Problem to work on
Repeat the records below exactly, leaving out every picture.

Exercise materials
● ● ● ● ●
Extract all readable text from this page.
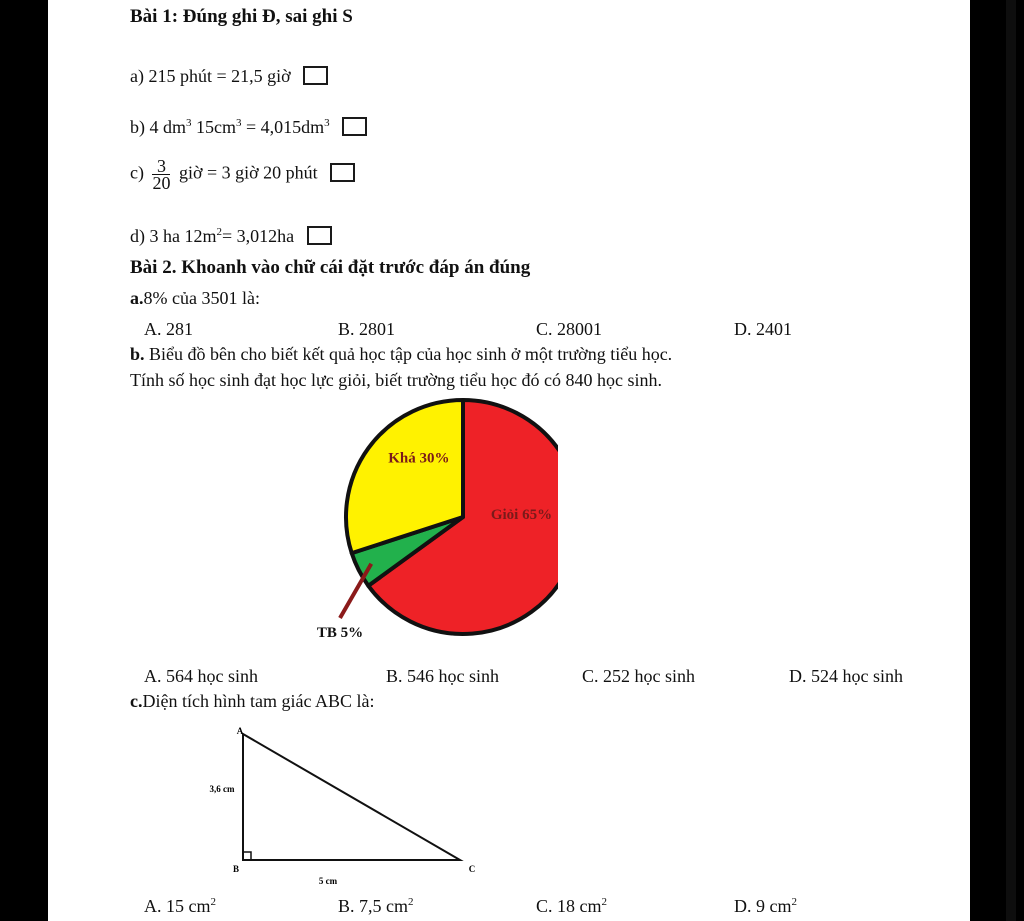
Bài 1: Đúng ghi Đ, sai ghi S
a) 215 phút = 21,5 giờ
b) 4 $dm^3$ $15cm^3 = 4,015dm^3$
$c) \frac{3}{20}$ giờ = 3 giờ 20 phút
d) 3 ha $12m^2= 3,012ha$
Bài 2. Khoanh vào chữ cái đặt trước đáp án đúng
a.8% của 3501 là:
A. 281	B. 2801	C. 28001	D. 2401
b. Biểu đồ bên cho biết kết quả học tập của học sinh ở một trường tiểu học.
Tính số học sinh đạt học lực giỏi, biết trường tiểu học đó có 840 học sinh.
Giỏi 65%
TB 5%
Khá 30%
A. 564 học sinh	B. 546 học sinh	C. 252 học sinh	D. 524 học sinh
c.Diện tích hình tam giác ABC là:
A
B	C
3,6 cm
5 cm
A. 15 $cm^2$	B. 7,5 $cm^2$	C. 18 $cm^2$	D. 9 $cm^2$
● ● ● ● ●
Task response
Extract all readable text from this page.
Bài 1: Đúng ghi Đ, sai ghi S
a) 215 phút = 21,5 giờ
b) 4 $dm^3$ $15cm^3 = 4,015dm^3$
$c) \frac{3}{20}$ giờ = 3 giờ 20 phút
d) 3 ha $12m^2= 3,012ha$
Bài 2. Khoanh vào chữ cái đặt trước đáp án đúng
a.8% của 3501 là:
A. 281	B. 2801	C. 28001	D. 2401
b. Biểu đồ bên cho biết kết quả học tập của học sinh ở một trường tiểu học.
Tính số học sinh đạt học lực giỏi, biết trường tiểu học đó có 840 học sinh.
Giỏi 65%
TB 5%
Khá 30%
A. 564 học sinh	B. 546 học sinh	C. 252 học sinh	D. 524 học sinh
c.Diện tích hình tam giác ABC là:
A
B	C
3,6 cm
5 cm
A. 15 $cm^2$	B. 7,5 $cm^2$	C. 18 $cm^2$	D. 9 $cm^2$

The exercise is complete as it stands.